◆ THE EXERCISE
Could you return, word for word, the stretch from the start of the records through the line containing "310, 2263, 372]", with that line included?
— START LISTED RECORDS —
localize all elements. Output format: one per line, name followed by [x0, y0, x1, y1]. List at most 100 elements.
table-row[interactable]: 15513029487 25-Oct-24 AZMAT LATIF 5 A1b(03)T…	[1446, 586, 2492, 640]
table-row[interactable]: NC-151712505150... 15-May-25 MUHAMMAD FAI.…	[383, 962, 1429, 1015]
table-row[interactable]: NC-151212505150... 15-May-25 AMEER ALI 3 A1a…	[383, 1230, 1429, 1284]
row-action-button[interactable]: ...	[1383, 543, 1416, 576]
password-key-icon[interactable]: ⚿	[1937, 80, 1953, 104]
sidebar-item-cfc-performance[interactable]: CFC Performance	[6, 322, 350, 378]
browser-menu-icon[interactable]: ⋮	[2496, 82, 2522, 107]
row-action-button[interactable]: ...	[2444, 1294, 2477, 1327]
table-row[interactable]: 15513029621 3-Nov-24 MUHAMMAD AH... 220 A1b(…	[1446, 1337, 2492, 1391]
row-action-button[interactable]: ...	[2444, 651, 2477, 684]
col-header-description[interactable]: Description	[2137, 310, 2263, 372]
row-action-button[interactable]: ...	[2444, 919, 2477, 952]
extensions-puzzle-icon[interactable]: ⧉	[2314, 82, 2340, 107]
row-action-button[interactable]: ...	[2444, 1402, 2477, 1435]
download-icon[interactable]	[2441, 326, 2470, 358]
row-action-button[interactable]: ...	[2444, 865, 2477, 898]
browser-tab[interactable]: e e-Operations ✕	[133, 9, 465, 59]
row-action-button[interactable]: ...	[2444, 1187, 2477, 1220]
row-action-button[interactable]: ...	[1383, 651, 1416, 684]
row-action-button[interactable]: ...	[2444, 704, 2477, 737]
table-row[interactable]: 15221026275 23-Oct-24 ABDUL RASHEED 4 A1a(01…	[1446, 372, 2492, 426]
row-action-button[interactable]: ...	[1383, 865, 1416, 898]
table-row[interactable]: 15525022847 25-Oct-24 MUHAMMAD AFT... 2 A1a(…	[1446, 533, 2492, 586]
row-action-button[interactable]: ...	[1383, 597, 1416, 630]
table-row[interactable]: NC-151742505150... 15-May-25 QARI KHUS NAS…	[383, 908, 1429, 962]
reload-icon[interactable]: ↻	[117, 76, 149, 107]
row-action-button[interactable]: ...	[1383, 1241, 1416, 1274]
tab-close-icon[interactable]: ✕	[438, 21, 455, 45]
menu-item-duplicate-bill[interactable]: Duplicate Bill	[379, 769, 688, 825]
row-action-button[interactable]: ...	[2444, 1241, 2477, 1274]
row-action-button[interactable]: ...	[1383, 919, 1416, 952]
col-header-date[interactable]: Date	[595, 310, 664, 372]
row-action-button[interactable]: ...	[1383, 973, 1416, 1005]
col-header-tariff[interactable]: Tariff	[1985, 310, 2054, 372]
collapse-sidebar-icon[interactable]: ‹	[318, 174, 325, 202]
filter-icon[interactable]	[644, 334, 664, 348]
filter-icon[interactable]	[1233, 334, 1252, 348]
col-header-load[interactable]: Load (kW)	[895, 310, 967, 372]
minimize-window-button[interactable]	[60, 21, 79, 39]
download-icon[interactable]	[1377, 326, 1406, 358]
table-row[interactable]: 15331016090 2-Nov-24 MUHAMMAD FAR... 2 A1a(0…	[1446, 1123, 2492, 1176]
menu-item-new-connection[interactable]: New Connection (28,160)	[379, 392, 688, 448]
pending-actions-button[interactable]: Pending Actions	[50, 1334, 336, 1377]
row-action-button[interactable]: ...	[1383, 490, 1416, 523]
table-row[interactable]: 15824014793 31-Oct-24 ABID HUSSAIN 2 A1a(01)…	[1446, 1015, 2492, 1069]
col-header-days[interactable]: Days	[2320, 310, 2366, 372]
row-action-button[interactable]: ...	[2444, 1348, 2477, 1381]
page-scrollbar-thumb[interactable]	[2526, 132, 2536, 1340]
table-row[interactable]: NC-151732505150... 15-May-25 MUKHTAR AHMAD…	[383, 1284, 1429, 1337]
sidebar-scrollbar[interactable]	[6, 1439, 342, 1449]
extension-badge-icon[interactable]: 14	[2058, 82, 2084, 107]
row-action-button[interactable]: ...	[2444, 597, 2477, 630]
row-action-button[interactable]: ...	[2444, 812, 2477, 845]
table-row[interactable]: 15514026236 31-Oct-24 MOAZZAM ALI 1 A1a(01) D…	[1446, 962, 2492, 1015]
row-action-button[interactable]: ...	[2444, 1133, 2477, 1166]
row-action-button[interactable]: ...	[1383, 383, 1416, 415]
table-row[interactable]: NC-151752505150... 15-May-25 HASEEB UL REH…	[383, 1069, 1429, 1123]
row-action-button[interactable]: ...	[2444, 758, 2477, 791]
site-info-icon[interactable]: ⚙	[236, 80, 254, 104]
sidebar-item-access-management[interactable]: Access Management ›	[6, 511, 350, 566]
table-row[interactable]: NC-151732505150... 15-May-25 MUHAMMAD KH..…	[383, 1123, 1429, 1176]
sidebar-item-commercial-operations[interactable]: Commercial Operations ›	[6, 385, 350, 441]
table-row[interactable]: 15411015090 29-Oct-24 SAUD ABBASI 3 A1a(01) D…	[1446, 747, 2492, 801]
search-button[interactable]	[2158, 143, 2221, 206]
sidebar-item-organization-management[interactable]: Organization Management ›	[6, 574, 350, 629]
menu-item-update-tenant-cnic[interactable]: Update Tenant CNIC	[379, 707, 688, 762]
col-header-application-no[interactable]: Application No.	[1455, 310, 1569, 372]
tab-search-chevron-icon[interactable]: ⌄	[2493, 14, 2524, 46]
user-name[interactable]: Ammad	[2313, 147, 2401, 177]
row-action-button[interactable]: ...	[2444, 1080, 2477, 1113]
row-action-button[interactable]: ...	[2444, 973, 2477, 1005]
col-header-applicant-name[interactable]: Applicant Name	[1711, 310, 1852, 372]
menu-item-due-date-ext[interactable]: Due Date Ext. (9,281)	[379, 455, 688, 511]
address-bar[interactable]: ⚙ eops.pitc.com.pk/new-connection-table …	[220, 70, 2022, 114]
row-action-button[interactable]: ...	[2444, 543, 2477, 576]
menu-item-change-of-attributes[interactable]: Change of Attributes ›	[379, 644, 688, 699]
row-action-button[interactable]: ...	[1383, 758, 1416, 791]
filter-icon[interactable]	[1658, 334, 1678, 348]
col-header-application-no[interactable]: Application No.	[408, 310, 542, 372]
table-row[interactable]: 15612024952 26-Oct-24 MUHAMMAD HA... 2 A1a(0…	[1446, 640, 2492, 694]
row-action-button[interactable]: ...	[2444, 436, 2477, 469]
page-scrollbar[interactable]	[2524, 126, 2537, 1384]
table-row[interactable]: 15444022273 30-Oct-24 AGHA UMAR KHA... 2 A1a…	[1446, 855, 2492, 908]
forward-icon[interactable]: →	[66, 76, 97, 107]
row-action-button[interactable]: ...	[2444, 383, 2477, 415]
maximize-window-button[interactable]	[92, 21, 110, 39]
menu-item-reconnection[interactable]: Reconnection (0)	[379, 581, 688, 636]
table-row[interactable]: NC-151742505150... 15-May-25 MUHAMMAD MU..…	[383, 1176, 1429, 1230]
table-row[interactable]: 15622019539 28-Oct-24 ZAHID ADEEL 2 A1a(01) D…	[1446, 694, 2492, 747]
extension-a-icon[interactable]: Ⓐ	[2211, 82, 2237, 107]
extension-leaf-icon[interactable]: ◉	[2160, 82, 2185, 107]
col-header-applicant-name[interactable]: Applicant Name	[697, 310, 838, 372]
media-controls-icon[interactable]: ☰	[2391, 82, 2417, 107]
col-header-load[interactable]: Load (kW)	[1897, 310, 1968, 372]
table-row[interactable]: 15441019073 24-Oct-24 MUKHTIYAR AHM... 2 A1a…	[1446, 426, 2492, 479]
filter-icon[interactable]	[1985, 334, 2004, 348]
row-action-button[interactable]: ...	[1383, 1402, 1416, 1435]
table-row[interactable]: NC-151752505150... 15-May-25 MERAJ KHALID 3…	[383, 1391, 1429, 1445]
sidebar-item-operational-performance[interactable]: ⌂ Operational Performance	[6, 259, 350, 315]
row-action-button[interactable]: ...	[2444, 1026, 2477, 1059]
— END LISTED RECORDS —
◆ THE RESPONSE
localize all elements. Output format: one per line, name followed by [x0, y0, x1, y1]. List at most 100 elements.
table-row[interactable]: 15513029487 25-Oct-24 AZMAT LATIF 5 A1b(03)T…	[1446, 586, 2492, 640]
table-row[interactable]: NC-151712505150... 15-May-25 MUHAMMAD FAI.…	[383, 962, 1429, 1015]
table-row[interactable]: NC-151212505150... 15-May-25 AMEER ALI 3 A1a…	[383, 1230, 1429, 1284]
row-action-button[interactable]: ...	[1383, 543, 1416, 576]
password-key-icon[interactable]: ⚿	[1937, 80, 1953, 104]
sidebar-item-cfc-performance[interactable]: CFC Performance	[6, 322, 350, 378]
browser-menu-icon[interactable]: ⋮	[2496, 82, 2522, 107]
row-action-button[interactable]: ...	[2444, 1294, 2477, 1327]
table-row[interactable]: 15513029621 3-Nov-24 MUHAMMAD AH... 220 A1b(…	[1446, 1337, 2492, 1391]
row-action-button[interactable]: ...	[2444, 651, 2477, 684]
col-header-description[interactable]: Description	[2137, 310, 2263, 372]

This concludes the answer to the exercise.